### Given instruction
Filter the records below and copy every line containing the word "оснащение".

═════ Materials provided

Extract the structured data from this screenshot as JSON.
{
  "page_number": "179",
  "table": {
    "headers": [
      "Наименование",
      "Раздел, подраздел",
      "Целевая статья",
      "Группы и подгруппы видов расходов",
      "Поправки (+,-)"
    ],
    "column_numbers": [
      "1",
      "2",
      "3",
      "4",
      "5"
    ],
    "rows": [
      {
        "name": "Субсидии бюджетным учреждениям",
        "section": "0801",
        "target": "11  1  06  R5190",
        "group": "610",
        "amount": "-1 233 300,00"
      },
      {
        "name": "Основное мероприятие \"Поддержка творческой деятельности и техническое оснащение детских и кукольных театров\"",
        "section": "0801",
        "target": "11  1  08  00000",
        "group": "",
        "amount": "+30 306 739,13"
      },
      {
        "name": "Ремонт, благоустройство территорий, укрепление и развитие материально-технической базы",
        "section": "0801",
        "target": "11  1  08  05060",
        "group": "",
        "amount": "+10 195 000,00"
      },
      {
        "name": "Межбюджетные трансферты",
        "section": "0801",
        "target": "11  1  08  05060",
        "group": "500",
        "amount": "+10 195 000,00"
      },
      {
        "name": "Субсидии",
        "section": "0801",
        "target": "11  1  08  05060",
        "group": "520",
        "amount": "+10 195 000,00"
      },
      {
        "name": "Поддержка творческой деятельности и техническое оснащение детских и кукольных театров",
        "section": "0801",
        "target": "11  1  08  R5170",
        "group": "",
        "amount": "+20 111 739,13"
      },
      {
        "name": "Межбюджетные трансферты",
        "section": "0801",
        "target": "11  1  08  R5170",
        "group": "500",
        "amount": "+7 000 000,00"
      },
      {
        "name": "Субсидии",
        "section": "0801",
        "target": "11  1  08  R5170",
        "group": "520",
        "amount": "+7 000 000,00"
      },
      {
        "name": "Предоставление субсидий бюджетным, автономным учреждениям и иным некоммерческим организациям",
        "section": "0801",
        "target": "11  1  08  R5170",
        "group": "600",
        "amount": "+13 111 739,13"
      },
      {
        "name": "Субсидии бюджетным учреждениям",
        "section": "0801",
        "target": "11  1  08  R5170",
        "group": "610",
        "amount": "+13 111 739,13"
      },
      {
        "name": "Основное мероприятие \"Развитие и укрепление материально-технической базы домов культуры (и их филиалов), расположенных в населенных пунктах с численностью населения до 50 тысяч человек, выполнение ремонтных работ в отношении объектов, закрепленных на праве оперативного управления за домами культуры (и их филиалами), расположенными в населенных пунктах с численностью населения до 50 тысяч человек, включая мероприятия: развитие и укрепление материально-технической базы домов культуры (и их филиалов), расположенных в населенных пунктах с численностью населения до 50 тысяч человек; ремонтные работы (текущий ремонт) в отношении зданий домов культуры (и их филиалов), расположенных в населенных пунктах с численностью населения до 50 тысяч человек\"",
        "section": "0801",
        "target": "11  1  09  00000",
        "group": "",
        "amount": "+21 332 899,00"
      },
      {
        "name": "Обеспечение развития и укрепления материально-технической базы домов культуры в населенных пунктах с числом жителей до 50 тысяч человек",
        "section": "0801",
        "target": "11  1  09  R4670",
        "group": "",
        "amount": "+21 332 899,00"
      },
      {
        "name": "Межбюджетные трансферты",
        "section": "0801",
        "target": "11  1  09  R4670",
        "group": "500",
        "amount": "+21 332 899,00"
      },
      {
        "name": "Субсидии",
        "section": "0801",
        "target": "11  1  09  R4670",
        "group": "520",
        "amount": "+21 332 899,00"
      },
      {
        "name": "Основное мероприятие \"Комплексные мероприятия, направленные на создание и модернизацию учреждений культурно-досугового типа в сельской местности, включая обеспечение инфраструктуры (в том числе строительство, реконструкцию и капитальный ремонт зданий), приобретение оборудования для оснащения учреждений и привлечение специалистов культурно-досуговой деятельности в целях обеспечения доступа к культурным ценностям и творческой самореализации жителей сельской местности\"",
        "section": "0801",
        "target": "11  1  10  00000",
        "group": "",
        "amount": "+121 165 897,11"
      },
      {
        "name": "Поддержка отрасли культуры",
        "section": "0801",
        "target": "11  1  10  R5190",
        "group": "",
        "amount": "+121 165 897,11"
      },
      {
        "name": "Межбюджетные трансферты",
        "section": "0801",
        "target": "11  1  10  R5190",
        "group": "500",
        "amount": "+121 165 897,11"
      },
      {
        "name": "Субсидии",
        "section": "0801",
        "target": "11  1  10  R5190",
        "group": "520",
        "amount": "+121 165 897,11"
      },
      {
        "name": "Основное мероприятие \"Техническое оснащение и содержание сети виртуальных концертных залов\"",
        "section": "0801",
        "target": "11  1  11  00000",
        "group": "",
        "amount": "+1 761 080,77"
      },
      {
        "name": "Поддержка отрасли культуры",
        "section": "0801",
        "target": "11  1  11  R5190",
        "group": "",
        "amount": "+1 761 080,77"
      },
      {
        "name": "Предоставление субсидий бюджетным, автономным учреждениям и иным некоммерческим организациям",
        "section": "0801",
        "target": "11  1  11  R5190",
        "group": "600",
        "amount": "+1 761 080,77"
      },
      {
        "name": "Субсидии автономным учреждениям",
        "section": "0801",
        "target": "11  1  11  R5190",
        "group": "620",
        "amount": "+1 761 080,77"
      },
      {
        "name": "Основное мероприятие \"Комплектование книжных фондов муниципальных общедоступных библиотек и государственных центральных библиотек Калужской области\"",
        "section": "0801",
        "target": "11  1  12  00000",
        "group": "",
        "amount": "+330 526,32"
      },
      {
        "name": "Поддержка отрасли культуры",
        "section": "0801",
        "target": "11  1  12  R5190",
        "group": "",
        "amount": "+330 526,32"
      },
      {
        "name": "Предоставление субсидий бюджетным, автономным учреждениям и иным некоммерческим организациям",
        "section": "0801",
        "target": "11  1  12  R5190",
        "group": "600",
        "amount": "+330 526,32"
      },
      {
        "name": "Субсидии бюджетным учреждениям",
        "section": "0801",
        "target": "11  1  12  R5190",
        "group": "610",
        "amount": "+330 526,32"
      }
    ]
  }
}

══════════

### The output
        "name": "Основное мероприятие \"Поддержка творческой деятельности и техническое оснащение детских и кукольных театров\"",
        "name": "Поддержка творческой деятельности и техническое оснащение детских и кукольных театров",
        "name": "Основное мероприятие \"Техническое оснащение и содержание сети виртуальных концертных залов\"",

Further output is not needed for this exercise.